*Stored data:*
========================

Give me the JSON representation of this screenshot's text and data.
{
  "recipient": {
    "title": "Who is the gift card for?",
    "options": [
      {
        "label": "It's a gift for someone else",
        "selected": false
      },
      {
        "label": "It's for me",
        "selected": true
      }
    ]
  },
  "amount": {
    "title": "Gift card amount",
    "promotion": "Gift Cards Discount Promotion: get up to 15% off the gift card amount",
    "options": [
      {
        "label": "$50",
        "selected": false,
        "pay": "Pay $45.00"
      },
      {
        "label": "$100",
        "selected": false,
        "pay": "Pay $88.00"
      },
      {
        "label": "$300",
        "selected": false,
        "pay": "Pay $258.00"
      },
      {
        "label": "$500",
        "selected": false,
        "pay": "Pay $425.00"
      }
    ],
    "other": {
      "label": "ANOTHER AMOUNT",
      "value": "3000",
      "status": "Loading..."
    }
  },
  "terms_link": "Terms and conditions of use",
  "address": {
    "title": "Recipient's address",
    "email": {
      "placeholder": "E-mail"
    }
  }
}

========================

*Direction:*
Write the data out again in full and exactly.

*Problem solution:*
Give me the JSON representation of this screenshot's text and data.
{
  "recipient": {
    "title": "Who is the gift card for?",
    "options": [
      {
        "label": "It's a gift for someone else",
        "selected": false
      },
      {
        "label": "It's for me",
        "selected": true
      }
    ]
  },
  "amount": {
    "title": "Gift card amount",
    "promotion": "Gift Cards Discount Promotion: get up to 15% off the gift card amount",
    "options": [
      {
        "label": "$50",
        "selected": false,
        "pay": "Pay $45.00"
      },
      {
        "label": "$100",
        "selected": false,
        "pay": "Pay $88.00"
      },
      {
        "label": "$300",
        "selected": false,
        "pay": "Pay $258.00"
      },
      {
        "label": "$500",
        "selected": false,
        "pay": "Pay $425.00"
      }
    ],
    "other": {
      "label": "ANOTHER AMOUNT",
      "value": "3000",
      "status": "Loading..."
    }
  },
  "terms_link": "Terms and conditions of use",
  "address": {
    "title": "Recipient's address",
    "email": {
      "placeholder": "E-mail"
    }
  }
}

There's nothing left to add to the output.